▸ THE REQUEST: Find each line holding the word "this" and give the number of such lines, nothing else.

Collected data
'''

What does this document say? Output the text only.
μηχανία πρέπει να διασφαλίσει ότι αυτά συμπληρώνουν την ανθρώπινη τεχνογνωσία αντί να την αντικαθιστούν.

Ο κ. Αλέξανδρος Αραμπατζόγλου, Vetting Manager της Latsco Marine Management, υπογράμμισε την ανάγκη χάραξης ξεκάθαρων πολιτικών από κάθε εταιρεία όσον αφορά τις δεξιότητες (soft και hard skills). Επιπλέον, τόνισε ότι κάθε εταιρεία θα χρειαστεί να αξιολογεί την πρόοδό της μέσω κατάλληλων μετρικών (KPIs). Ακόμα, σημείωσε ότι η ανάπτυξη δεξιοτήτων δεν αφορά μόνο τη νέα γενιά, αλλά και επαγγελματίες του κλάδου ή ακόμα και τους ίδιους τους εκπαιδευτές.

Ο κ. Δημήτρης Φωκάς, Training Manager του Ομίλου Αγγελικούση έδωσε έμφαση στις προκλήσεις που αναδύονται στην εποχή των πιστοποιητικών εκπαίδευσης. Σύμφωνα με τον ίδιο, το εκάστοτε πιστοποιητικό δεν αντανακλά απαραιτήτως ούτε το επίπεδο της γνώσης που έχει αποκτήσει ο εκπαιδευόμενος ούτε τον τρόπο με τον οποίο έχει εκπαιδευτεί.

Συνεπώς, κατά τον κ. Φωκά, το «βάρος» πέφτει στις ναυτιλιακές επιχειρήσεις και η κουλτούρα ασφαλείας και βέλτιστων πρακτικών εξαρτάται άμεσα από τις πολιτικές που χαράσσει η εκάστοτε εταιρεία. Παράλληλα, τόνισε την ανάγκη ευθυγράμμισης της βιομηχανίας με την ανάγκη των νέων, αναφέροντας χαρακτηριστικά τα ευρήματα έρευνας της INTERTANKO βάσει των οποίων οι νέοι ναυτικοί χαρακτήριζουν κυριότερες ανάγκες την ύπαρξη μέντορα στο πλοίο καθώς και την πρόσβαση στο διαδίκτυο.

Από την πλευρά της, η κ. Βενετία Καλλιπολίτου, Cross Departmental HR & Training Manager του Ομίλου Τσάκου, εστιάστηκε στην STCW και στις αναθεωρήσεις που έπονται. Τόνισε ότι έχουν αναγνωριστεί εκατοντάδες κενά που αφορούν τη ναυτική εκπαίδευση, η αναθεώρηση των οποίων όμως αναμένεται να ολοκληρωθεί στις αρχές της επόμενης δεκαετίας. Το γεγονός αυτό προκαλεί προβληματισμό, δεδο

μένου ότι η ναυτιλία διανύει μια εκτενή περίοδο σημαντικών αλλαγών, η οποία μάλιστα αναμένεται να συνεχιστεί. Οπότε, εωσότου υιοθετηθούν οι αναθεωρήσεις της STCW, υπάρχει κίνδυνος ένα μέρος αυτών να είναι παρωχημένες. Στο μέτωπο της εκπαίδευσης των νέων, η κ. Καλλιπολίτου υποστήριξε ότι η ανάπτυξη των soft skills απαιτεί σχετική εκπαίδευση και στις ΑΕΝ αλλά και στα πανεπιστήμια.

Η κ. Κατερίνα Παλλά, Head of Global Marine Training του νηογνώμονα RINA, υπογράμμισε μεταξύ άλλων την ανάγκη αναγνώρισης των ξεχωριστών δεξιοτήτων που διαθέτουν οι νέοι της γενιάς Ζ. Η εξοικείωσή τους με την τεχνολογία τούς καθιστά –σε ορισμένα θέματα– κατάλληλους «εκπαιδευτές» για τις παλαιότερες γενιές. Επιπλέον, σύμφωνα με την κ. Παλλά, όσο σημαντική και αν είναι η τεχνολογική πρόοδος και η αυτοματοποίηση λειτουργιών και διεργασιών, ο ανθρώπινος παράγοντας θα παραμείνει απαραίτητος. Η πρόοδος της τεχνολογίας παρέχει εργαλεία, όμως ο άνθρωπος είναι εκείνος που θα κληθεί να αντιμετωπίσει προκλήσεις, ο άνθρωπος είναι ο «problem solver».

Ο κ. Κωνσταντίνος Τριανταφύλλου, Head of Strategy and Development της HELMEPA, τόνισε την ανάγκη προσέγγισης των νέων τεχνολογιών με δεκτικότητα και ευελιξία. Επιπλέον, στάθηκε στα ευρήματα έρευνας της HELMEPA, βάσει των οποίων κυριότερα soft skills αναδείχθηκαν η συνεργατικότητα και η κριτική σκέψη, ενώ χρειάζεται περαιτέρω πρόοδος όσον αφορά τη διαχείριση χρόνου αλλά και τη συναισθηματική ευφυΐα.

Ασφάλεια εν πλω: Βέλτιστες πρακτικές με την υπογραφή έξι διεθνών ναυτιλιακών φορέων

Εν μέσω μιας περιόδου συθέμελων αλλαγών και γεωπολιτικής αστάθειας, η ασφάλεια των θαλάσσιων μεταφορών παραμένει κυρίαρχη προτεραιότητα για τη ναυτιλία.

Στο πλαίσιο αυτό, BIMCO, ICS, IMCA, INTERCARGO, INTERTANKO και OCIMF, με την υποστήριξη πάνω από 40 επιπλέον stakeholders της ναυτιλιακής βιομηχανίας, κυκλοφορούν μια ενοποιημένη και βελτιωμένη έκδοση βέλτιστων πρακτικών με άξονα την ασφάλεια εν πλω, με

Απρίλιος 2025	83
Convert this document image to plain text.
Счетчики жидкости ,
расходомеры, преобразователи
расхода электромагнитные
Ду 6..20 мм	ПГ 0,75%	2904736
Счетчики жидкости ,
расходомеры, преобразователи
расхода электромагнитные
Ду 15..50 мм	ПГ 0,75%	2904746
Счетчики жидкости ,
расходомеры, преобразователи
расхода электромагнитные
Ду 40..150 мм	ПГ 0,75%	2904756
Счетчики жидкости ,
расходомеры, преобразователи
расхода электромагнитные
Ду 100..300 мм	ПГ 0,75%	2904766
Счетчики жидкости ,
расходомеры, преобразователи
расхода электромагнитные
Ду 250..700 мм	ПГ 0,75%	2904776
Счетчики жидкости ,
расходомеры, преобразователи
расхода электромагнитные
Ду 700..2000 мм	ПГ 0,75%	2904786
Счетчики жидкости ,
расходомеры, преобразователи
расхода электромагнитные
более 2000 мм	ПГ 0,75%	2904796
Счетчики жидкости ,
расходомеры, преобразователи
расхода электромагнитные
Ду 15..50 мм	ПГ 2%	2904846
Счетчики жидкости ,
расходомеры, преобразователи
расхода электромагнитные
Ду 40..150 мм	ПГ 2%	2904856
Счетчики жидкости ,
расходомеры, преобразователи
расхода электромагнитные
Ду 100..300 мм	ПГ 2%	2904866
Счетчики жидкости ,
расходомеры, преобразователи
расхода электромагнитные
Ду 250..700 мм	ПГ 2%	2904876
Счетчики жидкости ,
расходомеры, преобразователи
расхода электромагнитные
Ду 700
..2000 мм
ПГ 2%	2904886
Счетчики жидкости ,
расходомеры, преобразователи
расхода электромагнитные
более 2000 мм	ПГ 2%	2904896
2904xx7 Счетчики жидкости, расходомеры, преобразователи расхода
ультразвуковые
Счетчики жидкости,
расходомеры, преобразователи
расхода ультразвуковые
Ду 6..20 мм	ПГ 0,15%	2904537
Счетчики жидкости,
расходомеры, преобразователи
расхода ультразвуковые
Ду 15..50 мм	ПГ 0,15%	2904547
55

'''

▸ TASK ANSWER: 2